↓↓↓

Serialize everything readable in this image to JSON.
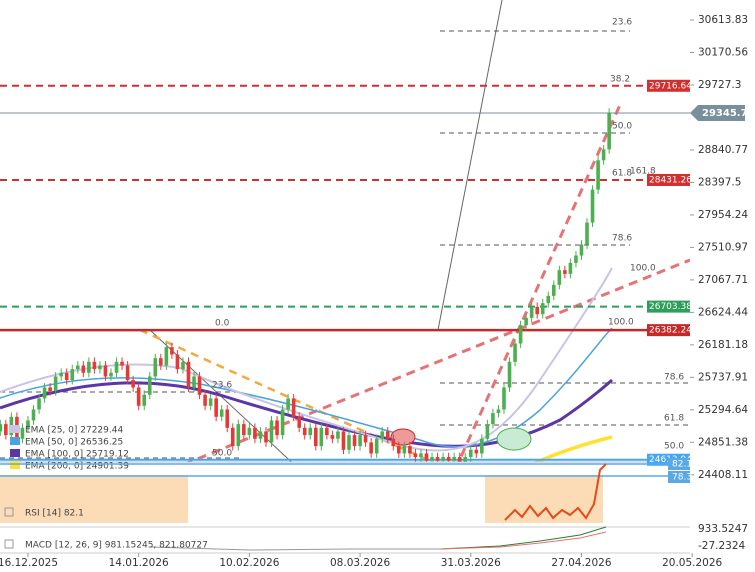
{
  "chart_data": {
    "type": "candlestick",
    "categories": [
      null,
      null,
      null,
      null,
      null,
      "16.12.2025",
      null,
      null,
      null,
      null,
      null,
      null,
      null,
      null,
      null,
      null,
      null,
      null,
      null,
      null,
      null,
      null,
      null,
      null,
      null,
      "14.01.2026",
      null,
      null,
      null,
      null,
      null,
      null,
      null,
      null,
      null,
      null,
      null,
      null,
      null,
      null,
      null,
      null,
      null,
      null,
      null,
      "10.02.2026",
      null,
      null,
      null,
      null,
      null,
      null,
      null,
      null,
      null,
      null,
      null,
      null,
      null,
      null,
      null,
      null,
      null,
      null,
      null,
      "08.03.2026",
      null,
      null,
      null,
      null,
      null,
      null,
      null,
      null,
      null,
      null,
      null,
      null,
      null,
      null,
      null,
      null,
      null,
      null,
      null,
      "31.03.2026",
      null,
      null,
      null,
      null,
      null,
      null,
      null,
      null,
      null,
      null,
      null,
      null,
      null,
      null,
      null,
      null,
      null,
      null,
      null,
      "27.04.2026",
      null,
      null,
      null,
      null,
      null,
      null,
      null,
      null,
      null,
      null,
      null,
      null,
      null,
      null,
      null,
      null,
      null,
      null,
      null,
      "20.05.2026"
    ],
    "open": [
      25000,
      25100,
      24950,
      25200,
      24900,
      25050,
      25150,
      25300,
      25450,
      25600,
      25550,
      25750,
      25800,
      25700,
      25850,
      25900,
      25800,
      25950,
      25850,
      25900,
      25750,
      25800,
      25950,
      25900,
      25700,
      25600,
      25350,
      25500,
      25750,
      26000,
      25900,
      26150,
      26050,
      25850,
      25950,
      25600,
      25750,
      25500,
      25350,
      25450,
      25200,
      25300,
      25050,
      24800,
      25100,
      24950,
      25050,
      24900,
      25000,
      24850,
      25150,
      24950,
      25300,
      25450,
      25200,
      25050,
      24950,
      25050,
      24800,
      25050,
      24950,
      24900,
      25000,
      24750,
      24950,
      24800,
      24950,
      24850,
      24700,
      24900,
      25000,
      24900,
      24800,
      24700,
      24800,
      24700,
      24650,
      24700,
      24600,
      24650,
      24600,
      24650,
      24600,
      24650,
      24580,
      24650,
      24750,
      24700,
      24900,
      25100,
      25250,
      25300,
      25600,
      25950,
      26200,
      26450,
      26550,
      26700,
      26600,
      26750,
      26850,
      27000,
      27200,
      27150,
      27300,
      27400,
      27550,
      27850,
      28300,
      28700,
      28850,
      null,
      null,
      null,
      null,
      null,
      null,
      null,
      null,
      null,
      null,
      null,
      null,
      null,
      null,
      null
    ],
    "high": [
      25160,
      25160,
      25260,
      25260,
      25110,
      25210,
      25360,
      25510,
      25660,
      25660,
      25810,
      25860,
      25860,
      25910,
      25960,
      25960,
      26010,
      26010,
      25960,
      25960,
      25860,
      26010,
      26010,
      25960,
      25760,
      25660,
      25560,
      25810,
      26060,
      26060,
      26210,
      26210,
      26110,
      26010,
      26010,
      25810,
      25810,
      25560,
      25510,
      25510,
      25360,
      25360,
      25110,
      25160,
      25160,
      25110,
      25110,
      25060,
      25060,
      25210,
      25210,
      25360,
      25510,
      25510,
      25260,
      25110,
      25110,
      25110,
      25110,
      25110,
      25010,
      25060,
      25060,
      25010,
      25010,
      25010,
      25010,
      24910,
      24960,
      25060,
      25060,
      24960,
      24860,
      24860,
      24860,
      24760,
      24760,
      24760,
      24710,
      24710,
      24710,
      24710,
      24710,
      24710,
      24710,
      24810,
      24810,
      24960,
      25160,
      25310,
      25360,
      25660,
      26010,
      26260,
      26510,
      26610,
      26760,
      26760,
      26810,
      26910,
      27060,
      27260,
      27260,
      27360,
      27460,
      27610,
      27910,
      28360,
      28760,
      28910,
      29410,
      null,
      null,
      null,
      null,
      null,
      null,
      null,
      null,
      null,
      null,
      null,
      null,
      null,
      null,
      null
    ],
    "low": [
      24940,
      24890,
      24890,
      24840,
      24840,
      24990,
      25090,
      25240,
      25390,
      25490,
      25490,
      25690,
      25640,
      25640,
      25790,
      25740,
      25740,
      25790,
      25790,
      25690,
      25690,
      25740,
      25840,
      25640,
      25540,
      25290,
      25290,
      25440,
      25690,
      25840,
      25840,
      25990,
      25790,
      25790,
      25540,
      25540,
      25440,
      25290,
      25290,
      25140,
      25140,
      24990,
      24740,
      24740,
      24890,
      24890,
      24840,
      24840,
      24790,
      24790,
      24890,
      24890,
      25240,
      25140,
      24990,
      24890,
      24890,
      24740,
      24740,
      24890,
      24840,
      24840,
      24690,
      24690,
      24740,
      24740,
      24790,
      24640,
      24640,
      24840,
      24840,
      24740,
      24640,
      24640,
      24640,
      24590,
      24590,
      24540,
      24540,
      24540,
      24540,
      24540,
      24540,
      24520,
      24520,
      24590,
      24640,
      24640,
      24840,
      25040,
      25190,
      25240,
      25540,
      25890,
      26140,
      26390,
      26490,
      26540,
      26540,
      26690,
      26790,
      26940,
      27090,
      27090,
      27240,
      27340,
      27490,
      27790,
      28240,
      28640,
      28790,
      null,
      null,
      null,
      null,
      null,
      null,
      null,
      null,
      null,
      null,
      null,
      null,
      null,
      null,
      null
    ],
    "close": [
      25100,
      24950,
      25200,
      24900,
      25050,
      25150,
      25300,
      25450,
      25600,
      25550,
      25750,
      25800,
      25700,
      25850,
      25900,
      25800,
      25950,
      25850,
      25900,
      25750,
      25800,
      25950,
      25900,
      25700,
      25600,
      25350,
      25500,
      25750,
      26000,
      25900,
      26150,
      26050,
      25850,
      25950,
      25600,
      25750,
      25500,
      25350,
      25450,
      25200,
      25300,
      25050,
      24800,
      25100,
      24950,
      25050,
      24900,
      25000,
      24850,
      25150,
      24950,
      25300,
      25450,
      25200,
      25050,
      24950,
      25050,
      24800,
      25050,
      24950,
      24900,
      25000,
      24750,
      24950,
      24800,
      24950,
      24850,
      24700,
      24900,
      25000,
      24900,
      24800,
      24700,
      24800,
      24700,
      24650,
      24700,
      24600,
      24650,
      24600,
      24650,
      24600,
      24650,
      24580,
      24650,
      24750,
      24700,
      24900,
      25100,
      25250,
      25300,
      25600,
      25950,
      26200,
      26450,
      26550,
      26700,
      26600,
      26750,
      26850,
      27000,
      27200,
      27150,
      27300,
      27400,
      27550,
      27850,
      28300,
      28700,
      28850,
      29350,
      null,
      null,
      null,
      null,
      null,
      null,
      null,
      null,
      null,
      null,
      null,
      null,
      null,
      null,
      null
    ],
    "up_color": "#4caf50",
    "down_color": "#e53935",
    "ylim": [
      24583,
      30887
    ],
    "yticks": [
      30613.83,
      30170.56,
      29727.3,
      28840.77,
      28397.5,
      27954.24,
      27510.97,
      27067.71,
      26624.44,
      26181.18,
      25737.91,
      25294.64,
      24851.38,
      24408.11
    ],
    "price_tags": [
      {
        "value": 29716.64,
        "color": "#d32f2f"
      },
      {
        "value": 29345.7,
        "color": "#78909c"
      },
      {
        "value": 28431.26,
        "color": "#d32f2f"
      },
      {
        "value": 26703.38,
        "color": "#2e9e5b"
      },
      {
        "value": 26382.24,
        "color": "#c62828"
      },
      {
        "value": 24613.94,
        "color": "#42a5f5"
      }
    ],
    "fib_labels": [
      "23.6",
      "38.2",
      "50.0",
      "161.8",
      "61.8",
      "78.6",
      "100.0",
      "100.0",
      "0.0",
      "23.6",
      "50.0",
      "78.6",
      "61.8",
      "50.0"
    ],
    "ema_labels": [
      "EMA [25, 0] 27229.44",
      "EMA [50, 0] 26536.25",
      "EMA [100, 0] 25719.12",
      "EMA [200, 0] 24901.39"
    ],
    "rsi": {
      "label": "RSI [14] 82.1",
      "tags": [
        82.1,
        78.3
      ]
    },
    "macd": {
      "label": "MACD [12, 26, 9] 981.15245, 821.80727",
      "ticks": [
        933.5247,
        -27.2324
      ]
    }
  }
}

↑↑↑

Scan the records above, count the lines with "value" in them, and give only the number.

→ **Written answer**
6